## [What is required]
Write out the records below unchanged, from their first line through the line containing "grand-total-row: Grand Total", both lines included. Copy nothing past that line.

## [Raw data]
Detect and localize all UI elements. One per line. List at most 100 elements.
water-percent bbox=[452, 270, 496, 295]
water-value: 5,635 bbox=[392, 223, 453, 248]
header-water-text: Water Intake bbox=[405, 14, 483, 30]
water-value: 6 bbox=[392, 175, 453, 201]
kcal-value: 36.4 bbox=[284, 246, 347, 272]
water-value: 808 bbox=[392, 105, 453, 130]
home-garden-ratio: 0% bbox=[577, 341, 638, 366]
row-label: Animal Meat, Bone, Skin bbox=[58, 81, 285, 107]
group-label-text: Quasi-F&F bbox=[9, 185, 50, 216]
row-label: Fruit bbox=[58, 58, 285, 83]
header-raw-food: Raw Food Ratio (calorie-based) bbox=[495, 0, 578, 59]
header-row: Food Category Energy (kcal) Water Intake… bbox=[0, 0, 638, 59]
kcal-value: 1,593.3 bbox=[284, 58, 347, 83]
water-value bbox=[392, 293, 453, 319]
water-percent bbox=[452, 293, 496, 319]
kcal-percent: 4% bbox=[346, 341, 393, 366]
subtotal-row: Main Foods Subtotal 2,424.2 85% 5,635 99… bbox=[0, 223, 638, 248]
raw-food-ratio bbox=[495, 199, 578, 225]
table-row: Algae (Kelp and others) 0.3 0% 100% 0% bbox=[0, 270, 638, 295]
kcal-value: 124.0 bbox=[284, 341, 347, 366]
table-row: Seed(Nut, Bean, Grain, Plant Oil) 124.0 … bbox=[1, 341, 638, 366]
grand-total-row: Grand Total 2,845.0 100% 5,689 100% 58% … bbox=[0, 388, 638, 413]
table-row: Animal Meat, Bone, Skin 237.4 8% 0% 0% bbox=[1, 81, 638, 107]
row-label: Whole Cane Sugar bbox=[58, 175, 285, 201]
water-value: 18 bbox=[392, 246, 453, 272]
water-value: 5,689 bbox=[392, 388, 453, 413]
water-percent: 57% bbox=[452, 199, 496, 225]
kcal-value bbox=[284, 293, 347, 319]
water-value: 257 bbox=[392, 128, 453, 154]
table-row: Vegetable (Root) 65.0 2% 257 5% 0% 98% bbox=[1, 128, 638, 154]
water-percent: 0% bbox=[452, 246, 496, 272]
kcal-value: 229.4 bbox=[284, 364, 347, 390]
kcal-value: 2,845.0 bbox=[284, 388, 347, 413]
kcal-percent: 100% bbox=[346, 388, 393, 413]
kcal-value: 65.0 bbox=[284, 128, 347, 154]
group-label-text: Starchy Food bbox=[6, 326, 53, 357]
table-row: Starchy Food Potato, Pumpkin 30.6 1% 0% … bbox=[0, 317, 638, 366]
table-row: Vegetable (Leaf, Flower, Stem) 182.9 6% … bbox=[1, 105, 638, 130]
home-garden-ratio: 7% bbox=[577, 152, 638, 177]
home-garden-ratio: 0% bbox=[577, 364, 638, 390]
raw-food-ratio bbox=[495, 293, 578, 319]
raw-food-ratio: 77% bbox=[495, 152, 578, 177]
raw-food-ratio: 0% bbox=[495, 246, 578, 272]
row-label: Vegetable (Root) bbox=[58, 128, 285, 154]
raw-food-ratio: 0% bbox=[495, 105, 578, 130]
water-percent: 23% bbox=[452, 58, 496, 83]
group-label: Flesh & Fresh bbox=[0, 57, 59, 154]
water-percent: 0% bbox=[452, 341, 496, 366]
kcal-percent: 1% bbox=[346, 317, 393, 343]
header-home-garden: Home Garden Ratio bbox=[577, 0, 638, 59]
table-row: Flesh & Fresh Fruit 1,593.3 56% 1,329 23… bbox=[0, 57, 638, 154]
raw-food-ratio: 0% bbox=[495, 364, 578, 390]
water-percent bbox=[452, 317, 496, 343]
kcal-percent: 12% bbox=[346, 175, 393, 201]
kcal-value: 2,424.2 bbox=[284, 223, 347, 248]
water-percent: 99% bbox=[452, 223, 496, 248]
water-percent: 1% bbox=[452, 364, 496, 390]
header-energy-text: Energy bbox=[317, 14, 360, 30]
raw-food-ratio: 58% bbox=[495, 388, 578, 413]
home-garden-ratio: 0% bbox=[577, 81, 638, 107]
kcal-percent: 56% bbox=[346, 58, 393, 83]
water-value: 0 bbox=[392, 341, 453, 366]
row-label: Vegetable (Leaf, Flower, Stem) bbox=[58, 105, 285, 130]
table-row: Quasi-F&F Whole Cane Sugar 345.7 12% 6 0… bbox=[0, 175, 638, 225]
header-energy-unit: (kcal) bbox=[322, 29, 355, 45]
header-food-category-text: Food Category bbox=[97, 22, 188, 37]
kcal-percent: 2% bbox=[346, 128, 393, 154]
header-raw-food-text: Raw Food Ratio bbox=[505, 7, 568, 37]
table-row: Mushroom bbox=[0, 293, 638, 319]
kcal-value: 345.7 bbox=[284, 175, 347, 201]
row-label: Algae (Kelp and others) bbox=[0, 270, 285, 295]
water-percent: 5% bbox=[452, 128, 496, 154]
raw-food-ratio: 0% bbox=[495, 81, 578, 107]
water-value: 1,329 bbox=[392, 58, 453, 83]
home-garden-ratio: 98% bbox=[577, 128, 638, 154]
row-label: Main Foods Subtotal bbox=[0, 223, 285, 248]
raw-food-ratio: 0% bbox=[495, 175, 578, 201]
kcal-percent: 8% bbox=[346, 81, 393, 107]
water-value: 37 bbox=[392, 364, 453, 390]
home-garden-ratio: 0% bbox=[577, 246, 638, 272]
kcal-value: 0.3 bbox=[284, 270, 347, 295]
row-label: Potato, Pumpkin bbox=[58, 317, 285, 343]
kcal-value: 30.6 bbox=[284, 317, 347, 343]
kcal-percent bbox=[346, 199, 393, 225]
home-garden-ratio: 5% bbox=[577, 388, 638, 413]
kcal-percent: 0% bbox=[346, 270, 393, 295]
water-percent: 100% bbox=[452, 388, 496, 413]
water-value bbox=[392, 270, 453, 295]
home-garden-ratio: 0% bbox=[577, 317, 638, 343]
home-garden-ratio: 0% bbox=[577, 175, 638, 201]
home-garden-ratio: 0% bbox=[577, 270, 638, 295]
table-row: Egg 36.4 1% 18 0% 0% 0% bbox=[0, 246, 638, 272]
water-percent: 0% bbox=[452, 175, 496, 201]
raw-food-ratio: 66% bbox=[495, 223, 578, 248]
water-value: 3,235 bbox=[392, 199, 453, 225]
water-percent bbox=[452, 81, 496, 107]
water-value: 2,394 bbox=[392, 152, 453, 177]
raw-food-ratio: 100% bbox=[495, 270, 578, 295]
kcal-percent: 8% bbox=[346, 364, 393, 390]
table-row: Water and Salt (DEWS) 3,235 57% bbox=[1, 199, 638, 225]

## [Exercise output]
Detect and localize all UI elements. One per line. List at most 100 elements.
water-percent bbox=[452, 270, 496, 295]
water-value: 5,635 bbox=[392, 223, 453, 248]
header-water-text: Water Intake bbox=[405, 14, 483, 30]
water-value: 6 bbox=[392, 175, 453, 201]
kcal-value: 36.4 bbox=[284, 246, 347, 272]
water-value: 808 bbox=[392, 105, 453, 130]
home-garden-ratio: 0% bbox=[577, 341, 638, 366]
row-label: Animal Meat, Bone, Skin bbox=[58, 81, 285, 107]
group-label-text: Quasi-F&F bbox=[9, 185, 50, 216]
row-label: Fruit bbox=[58, 58, 285, 83]
header-raw-food: Raw Food Ratio (calorie-based) bbox=[495, 0, 578, 59]
header-row: Food Category Energy (kcal) Water Intake… bbox=[0, 0, 638, 59]
kcal-value: 1,593.3 bbox=[284, 58, 347, 83]
water-value bbox=[392, 293, 453, 319]
water-percent bbox=[452, 293, 496, 319]
kcal-percent: 4% bbox=[346, 341, 393, 366]
subtotal-row: Main Foods Subtotal 2,424.2 85% 5,635 99… bbox=[0, 223, 638, 248]
raw-food-ratio bbox=[495, 199, 578, 225]
table-row: Algae (Kelp and others) 0.3 0% 100% 0% bbox=[0, 270, 638, 295]
kcal-value: 124.0 bbox=[284, 341, 347, 366]
table-row: Seed(Nut, Bean, Grain, Plant Oil) 124.0 … bbox=[1, 341, 638, 366]
grand-total-row: Grand Total 2,845.0 100% 5,689 100% 58% … bbox=[0, 388, 638, 413]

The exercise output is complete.